◆ **課題内容**
次の資料の全行を、一字も変えずにそのまま書き写してください。

__________________________________________________

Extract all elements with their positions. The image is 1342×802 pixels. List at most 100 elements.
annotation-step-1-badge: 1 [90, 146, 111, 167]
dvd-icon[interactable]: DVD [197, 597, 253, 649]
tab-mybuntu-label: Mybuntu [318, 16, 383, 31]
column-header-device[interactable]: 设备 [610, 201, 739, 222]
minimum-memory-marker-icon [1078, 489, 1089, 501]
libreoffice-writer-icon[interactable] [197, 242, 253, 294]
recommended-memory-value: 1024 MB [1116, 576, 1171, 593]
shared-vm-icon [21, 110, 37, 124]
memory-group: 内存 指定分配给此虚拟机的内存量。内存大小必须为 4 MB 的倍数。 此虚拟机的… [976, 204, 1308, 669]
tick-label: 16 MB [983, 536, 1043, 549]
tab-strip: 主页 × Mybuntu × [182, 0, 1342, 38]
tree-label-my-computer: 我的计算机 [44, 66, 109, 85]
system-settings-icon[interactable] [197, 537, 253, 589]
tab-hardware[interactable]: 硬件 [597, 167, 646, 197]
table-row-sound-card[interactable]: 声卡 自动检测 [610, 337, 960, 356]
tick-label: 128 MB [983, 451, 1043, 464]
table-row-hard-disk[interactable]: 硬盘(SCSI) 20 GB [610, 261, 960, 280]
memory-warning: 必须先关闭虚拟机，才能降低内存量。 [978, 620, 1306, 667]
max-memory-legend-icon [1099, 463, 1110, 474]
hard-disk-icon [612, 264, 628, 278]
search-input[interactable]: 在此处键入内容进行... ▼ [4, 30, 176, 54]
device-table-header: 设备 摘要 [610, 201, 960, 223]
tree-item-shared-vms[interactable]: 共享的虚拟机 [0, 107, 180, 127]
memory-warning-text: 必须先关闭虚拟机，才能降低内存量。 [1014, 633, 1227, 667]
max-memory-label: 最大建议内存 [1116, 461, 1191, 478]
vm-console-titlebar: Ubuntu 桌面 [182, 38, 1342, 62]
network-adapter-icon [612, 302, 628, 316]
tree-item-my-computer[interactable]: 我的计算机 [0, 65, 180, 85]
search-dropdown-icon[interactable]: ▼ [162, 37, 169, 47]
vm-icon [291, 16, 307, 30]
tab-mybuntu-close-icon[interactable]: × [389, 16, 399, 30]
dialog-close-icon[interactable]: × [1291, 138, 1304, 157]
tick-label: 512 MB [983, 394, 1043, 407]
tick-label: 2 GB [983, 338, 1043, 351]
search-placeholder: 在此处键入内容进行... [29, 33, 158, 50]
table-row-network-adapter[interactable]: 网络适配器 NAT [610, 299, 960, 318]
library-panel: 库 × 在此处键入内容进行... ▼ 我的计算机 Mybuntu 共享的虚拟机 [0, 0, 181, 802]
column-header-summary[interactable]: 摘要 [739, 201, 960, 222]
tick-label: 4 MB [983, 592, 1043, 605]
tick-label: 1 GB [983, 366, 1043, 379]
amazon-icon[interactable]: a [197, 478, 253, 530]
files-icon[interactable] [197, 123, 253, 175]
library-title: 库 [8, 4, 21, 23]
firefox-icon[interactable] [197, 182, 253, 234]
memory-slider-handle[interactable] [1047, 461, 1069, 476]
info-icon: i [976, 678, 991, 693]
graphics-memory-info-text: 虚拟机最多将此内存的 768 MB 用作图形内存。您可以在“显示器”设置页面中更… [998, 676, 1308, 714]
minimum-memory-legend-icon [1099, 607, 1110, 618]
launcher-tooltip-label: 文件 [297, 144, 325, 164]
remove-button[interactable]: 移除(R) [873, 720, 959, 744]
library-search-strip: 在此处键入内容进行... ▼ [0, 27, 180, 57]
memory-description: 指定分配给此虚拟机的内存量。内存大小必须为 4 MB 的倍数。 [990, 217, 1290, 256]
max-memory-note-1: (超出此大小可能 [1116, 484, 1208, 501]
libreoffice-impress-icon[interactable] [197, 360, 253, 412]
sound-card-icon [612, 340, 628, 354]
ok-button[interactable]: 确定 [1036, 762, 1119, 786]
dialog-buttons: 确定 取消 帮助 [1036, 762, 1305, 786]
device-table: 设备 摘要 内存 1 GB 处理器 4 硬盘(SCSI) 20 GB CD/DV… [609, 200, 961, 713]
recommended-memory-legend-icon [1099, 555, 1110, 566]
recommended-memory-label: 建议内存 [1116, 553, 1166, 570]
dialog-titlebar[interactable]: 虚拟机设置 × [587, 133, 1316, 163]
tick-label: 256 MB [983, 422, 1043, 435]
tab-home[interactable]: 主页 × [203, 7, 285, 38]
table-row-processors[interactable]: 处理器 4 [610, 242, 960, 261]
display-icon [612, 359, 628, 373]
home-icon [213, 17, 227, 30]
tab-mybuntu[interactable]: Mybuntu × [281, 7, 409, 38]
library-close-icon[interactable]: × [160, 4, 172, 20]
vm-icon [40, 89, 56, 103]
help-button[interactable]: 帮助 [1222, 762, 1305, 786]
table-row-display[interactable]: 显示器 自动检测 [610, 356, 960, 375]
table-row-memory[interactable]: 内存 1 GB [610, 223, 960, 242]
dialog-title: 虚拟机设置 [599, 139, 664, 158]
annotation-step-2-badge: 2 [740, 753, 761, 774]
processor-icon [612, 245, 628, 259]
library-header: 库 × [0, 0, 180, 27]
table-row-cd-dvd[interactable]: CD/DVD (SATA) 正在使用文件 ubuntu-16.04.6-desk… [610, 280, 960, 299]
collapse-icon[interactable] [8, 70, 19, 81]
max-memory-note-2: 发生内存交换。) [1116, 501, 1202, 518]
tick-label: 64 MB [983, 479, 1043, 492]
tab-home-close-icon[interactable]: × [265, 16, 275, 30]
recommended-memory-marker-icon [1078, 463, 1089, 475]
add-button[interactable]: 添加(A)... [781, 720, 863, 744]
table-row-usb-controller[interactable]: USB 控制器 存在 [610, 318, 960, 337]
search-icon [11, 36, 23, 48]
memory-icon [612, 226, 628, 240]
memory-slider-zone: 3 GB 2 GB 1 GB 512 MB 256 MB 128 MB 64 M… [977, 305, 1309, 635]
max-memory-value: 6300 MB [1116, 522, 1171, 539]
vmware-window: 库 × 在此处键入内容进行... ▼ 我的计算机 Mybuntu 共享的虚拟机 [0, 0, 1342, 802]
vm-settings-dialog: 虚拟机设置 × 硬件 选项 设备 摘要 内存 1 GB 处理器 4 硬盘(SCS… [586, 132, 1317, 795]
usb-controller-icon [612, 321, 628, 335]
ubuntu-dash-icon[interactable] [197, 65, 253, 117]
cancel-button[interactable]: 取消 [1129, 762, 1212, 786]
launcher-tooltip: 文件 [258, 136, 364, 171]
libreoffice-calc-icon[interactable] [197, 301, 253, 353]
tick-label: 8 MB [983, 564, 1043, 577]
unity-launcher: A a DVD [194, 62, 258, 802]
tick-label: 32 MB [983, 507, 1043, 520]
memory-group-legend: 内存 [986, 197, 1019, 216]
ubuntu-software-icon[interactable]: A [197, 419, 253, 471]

__________________________________________________

◆ **解答**
Extract all elements with their positions. The image is 1342×802 pixels. List at most 100 elements.
annotation-step-1-badge: 1 [90, 146, 111, 167]
dvd-icon[interactable]: DVD [197, 597, 253, 649]
tab-mybuntu-label: Mybuntu [318, 16, 383, 31]
column-header-device[interactable]: 设备 [610, 201, 739, 222]
minimum-memory-marker-icon [1078, 489, 1089, 501]
libreoffice-writer-icon[interactable] [197, 242, 253, 294]
recommended-memory-value: 1024 MB [1116, 576, 1171, 593]
shared-vm-icon [21, 110, 37, 124]
memory-group: 内存 指定分配给此虚拟机的内存量。内存大小必须为 4 MB 的倍数。 此虚拟机的… [976, 204, 1308, 669]
tick-label: 16 MB [983, 536, 1043, 549]
tab-strip: 主页 × Mybuntu × [182, 0, 1342, 38]
tree-label-my-computer: 我的计算机 [44, 66, 109, 85]
system-settings-icon[interactable] [197, 537, 253, 589]
tab-hardware[interactable]: 硬件 [597, 167, 646, 197]
table-row-sound-card[interactable]: 声卡 自动检测 [610, 337, 960, 356]
tick-label: 128 MB [983, 451, 1043, 464]
table-row-hard-disk[interactable]: 硬盘(SCSI) 20 GB [610, 261, 960, 280]
memory-warning: 必须先关闭虚拟机，才能降低内存量。 [978, 620, 1306, 667]
max-memory-legend-icon [1099, 463, 1110, 474]
hard-disk-icon [612, 264, 628, 278]
search-input[interactable]: 在此处键入内容进行... ▼ [4, 30, 176, 54]
device-table-header: 设备 摘要 [610, 201, 960, 223]
tree-item-shared-vms[interactable]: 共享的虚拟机 [0, 107, 180, 127]
memory-warning-text: 必须先关闭虚拟机，才能降低内存量。 [1014, 633, 1227, 667]
max-memory-label: 最大建议内存 [1116, 461, 1191, 478]
vm-console-titlebar: Ubuntu 桌面 [182, 38, 1342, 62]
network-adapter-icon [612, 302, 628, 316]
tree-item-my-computer[interactable]: 我的计算机 [0, 65, 180, 85]
search-dropdown-icon[interactable]: ▼ [162, 37, 169, 47]
vm-icon [291, 16, 307, 30]
tab-mybuntu-close-icon[interactable]: × [389, 16, 399, 30]
dialog-close-icon[interactable]: × [1291, 138, 1304, 157]
tick-label: 512 MB [983, 394, 1043, 407]
tick-label: 2 GB [983, 338, 1043, 351]
search-placeholder: 在此处键入内容进行... [29, 33, 158, 50]
table-row-network-adapter[interactable]: 网络适配器 NAT [610, 299, 960, 318]
library-panel: 库 × 在此处键入内容进行... ▼ 我的计算机 Mybuntu 共享的虚拟机 [0, 0, 181, 802]
column-header-summary[interactable]: 摘要 [739, 201, 960, 222]
tick-label: 4 MB [983, 592, 1043, 605]
tick-label: 1 GB [983, 366, 1043, 379]
amazon-icon[interactable]: a [197, 478, 253, 530]
files-icon[interactable] [197, 123, 253, 175]
library-title: 库 [8, 4, 21, 23]
firefox-icon[interactable] [197, 182, 253, 234]
memory-slider-handle[interactable] [1047, 461, 1069, 476]
info-icon: i [976, 678, 991, 693]
graphics-memory-info-text: 虚拟机最多将此内存的 768 MB 用作图形内存。您可以在“显示器”设置页面中更… [998, 676, 1308, 714]
minimum-memory-legend-icon [1099, 607, 1110, 618]
launcher-tooltip-label: 文件 [297, 144, 325, 164]
remove-button[interactable]: 移除(R) [873, 720, 959, 744]
library-search-strip: 在此处键入内容进行... ▼ [0, 27, 180, 57]
memory-description: 指定分配给此虚拟机的内存量。内存大小必须为 4 MB 的倍数。 [990, 217, 1290, 256]
max-memory-note-1: (超出此大小可能 [1116, 484, 1208, 501]
libreoffice-impress-icon[interactable] [197, 360, 253, 412]
sound-card-icon [612, 340, 628, 354]
ok-button[interactable]: 确定 [1036, 762, 1119, 786]
dialog-buttons: 确定 取消 帮助 [1036, 762, 1305, 786]
device-table: 设备 摘要 内存 1 GB 处理器 4 硬盘(SCSI) 20 GB CD/DV… [609, 200, 961, 713]
recommended-memory-legend-icon [1099, 555, 1110, 566]
recommended-memory-label: 建议内存 [1116, 553, 1166, 570]
dialog-titlebar[interactable]: 虚拟机设置 × [587, 133, 1316, 163]
tick-label: 256 MB [983, 422, 1043, 435]
tab-home[interactable]: 主页 × [203, 7, 285, 38]
table-row-processors[interactable]: 处理器 4 [610, 242, 960, 261]
display-icon [612, 359, 628, 373]
home-icon [213, 17, 227, 30]
tab-mybuntu[interactable]: Mybuntu × [281, 7, 409, 38]
library-close-icon[interactable]: × [160, 4, 172, 20]
vm-icon [40, 89, 56, 103]
help-button[interactable]: 帮助 [1222, 762, 1305, 786]
table-row-display[interactable]: 显示器 自动检测 [610, 356, 960, 375]
table-row-memory[interactable]: 内存 1 GB [610, 223, 960, 242]
dialog-title: 虚拟机设置 [599, 139, 664, 158]
annotation-step-2-badge: 2 [740, 753, 761, 774]
processor-icon [612, 245, 628, 259]
library-header: 库 × [0, 0, 180, 27]
table-row-cd-dvd[interactable]: CD/DVD (SATA) 正在使用文件 ubuntu-16.04.6-desk… [610, 280, 960, 299]
collapse-icon[interactable] [8, 70, 19, 81]
max-memory-note-2: 发生内存交换。) [1116, 501, 1202, 518]
tick-label: 64 MB [983, 479, 1043, 492]
tab-home-close-icon[interactable]: × [265, 16, 275, 30]
recommended-memory-marker-icon [1078, 463, 1089, 475]
add-button[interactable]: 添加(A)... [781, 720, 863, 744]
table-row-usb-controller[interactable]: USB 控制器 存在 [610, 318, 960, 337]
search-icon [11, 36, 23, 48]
memory-icon [612, 226, 628, 240]
memory-slider-zone: 3 GB 2 GB 1 GB 512 MB 256 MB 128 MB 64 M… [977, 305, 1309, 635]
max-memory-value: 6300 MB [1116, 522, 1171, 539]
vmware-window: 库 × 在此处键入内容进行... ▼ 我的计算机 Mybuntu 共享的虚拟机 [0, 0, 1342, 802]
vm-settings-dialog: 虚拟机设置 × 硬件 选项 设备 摘要 内存 1 GB 处理器 4 硬盘(SCS… [586, 132, 1317, 795]
usb-controller-icon [612, 321, 628, 335]
ubuntu-dash-icon[interactable] [197, 65, 253, 117]
cancel-button[interactable]: 取消 [1129, 762, 1212, 786]
launcher-tooltip: 文件 [258, 136, 364, 171]
libreoffice-calc-icon[interactable] [197, 301, 253, 353]
tick-label: 8 MB [983, 564, 1043, 577]
unity-launcher: A a DVD [194, 62, 258, 802]
tick-label: 32 MB [983, 507, 1043, 520]
memory-group-legend: 内存 [986, 197, 1019, 216]
ubuntu-software-icon[interactable]: A [197, 419, 253, 471]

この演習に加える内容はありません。